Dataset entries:
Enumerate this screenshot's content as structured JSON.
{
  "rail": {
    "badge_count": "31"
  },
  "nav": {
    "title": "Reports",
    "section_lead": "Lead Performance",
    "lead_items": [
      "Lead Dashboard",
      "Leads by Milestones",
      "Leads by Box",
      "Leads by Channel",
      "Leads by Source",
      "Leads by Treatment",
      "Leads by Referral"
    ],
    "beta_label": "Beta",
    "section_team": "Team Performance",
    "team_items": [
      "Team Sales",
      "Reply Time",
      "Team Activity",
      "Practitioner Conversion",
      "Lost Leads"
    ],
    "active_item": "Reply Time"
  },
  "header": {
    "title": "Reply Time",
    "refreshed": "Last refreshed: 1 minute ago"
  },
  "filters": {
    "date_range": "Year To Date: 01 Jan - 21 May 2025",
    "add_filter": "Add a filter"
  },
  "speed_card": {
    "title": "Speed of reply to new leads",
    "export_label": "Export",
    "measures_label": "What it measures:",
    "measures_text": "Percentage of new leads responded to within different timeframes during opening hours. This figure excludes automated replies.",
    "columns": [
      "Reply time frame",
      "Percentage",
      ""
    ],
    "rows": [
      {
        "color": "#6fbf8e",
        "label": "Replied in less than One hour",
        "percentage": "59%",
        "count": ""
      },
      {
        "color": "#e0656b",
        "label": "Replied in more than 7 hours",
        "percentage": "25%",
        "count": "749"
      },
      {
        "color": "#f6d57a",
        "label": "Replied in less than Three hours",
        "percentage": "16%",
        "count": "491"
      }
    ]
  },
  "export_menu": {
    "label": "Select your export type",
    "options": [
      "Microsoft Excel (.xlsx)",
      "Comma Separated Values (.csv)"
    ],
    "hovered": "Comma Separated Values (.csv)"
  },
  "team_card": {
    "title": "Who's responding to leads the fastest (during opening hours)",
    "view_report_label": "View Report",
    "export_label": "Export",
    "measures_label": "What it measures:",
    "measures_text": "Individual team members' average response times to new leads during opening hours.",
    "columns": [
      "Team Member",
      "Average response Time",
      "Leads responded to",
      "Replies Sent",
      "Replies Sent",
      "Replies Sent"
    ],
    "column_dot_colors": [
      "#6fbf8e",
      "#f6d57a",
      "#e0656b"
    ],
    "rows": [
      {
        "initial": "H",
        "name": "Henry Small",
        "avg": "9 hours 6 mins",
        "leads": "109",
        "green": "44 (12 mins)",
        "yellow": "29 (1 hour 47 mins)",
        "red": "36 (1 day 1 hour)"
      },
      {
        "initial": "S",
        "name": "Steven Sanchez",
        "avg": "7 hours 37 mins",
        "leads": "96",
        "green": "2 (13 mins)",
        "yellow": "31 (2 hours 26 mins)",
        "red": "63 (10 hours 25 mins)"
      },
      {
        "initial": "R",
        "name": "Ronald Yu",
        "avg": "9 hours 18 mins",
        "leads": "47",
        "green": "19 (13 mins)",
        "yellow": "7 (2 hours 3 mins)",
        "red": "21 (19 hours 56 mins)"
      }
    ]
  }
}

**Written task:**
Please output every record, keeping each line exact.

**Written reply:**
Enumerate this screenshot's content as structured JSON.
{
  "rail": {
    "badge_count": "31"
  },
  "nav": {
    "title": "Reports",
    "section_lead": "Lead Performance",
    "lead_items": [
      "Lead Dashboard",
      "Leads by Milestones",
      "Leads by Box",
      "Leads by Channel",
      "Leads by Source",
      "Leads by Treatment",
      "Leads by Referral"
    ],
    "beta_label": "Beta",
    "section_team": "Team Performance",
    "team_items": [
      "Team Sales",
      "Reply Time",
      "Team Activity",
      "Practitioner Conversion",
      "Lost Leads"
    ],
    "active_item": "Reply Time"
  },
  "header": {
    "title": "Reply Time",
    "refreshed": "Last refreshed: 1 minute ago"
  },
  "filters": {
    "date_range": "Year To Date: 01 Jan - 21 May 2025",
    "add_filter": "Add a filter"
  },
  "speed_card": {
    "title": "Speed of reply to new leads",
    "export_label": "Export",
    "measures_label": "What it measures:",
    "measures_text": "Percentage of new leads responded to within different timeframes during opening hours. This figure excludes automated replies.",
    "columns": [
      "Reply time frame",
      "Percentage",
      ""
    ],
    "rows": [
      {
        "color": "#6fbf8e",
        "label": "Replied in less than One hour",
        "percentage": "59%",
        "count": ""
      },
      {
        "color": "#e0656b",
        "label": "Replied in more than 7 hours",
        "percentage": "25%",
        "count": "749"
      },
      {
        "color": "#f6d57a",
        "label": "Replied in less than Three hours",
        "percentage": "16%",
        "count": "491"
      }
    ]
  },
  "export_menu": {
    "label": "Select your export type",
    "options": [
      "Microsoft Excel (.xlsx)",
      "Comma Separated Values (.csv)"
    ],
    "hovered": "Comma Separated Values (.csv)"
  },
  "team_card": {
    "title": "Who's responding to leads the fastest (during opening hours)",
    "view_report_label": "View Report",
    "export_label": "Export",
    "measures_label": "What it measures:",
    "measures_text": "Individual team members' average response times to new leads during opening hours.",
    "columns": [
      "Team Member",
      "Average response Time",
      "Leads responded to",
      "Replies Sent",
      "Replies Sent",
      "Replies Sent"
    ],
    "column_dot_colors": [
      "#6fbf8e",
      "#f6d57a",
      "#e0656b"
    ],
    "rows": [
      {
        "initial": "H",
        "name": "Henry Small",
        "avg": "9 hours 6 mins",
        "leads": "109",
        "green": "44 (12 mins)",
        "yellow": "29 (1 hour 47 mins)",
        "red": "36 (1 day 1 hour)"
      },
      {
        "initial": "S",
        "name": "Steven Sanchez",
        "avg": "7 hours 37 mins",
        "leads": "96",
        "green": "2 (13 mins)",
        "yellow": "31 (2 hours 26 mins)",
        "red": "63 (10 hours 25 mins)"
      },
      {
        "initial": "R",
        "name": "Ronald Yu",
        "avg": "9 hours 18 mins",
        "leads": "47",
        "green": "19 (13 mins)",
        "yellow": "7 (2 hours 3 mins)",
        "red": "21 (19 hours 56 mins)"
      }
    ]
  }
}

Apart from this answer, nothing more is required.